Record extracts -

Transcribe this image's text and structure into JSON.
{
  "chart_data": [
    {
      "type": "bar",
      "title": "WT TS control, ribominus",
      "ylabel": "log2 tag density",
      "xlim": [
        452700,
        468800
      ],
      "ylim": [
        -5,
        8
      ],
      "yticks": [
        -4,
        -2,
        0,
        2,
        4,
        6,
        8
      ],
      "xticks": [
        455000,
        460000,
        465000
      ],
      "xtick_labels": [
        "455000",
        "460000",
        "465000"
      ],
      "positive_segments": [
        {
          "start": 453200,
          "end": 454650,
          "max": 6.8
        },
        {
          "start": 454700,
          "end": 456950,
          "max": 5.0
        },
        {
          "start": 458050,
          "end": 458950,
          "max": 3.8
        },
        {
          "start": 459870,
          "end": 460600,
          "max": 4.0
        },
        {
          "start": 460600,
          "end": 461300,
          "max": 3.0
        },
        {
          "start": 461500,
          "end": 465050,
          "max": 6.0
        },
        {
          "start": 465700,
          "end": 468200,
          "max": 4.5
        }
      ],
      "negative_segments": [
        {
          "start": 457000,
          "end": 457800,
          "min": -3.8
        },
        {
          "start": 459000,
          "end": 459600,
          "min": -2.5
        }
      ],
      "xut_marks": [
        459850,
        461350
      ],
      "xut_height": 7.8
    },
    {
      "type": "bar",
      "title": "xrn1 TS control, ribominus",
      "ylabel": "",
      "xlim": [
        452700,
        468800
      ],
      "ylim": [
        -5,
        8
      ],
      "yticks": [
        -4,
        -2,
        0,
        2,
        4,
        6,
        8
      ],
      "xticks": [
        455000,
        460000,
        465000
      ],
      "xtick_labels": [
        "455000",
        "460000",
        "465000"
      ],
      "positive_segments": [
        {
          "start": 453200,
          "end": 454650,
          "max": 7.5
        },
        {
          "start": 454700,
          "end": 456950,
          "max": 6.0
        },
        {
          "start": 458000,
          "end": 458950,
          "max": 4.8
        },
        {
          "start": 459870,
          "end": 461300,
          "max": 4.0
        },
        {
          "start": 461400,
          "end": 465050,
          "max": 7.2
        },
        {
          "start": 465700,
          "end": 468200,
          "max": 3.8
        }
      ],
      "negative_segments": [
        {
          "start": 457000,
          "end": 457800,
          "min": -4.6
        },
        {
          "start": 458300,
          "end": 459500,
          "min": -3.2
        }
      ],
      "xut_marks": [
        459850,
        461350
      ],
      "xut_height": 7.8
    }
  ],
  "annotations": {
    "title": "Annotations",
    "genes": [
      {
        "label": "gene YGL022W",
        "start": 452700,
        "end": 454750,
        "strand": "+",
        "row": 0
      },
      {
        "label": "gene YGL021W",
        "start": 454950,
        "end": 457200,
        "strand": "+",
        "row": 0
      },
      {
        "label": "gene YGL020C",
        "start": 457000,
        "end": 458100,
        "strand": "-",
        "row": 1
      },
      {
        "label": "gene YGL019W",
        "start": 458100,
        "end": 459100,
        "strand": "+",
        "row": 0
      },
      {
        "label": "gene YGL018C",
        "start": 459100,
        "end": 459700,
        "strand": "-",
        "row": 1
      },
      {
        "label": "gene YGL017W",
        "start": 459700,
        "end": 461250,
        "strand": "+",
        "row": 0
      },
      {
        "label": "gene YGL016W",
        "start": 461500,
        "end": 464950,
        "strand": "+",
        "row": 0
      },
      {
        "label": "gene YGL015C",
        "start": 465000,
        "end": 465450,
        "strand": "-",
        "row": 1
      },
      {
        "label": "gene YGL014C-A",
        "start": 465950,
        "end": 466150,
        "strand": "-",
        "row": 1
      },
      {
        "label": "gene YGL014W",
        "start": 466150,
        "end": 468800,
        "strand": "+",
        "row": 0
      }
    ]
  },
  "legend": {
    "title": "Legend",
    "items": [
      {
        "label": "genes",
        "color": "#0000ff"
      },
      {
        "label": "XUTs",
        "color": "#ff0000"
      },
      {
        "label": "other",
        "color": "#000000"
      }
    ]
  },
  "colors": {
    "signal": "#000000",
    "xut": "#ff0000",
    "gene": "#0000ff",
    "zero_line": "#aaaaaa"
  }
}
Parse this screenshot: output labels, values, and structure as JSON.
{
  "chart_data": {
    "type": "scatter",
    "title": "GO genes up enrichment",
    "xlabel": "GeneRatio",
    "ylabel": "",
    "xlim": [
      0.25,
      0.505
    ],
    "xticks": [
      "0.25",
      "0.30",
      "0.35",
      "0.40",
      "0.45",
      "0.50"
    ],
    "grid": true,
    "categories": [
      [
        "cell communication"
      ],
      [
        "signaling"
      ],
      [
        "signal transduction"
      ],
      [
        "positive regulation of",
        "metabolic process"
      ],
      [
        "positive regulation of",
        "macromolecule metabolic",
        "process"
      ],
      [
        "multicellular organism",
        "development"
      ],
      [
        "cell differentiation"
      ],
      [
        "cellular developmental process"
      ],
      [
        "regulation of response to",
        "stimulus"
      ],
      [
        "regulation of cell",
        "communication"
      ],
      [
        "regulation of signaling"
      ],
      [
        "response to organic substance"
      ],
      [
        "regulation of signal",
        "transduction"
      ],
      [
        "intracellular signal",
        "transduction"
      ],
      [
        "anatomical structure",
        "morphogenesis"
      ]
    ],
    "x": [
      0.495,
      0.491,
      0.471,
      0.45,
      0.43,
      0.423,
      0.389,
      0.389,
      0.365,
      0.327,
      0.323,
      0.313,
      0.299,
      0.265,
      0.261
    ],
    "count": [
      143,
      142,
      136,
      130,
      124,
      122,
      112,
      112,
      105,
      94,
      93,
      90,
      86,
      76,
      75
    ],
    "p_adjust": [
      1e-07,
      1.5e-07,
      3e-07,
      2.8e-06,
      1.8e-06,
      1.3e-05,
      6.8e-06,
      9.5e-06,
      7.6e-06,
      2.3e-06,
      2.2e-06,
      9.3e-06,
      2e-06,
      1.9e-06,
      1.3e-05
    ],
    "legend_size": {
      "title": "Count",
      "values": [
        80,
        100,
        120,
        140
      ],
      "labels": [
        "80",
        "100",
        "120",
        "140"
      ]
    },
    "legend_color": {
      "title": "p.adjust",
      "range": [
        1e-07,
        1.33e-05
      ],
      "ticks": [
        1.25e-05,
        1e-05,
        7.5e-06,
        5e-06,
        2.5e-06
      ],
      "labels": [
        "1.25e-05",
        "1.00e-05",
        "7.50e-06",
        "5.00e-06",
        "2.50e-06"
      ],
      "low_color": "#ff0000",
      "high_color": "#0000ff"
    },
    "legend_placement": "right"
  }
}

What you have to do - Looking at the data above, how many lines hold the string "JSON"? Reply with only the number.

Finished exercise - 2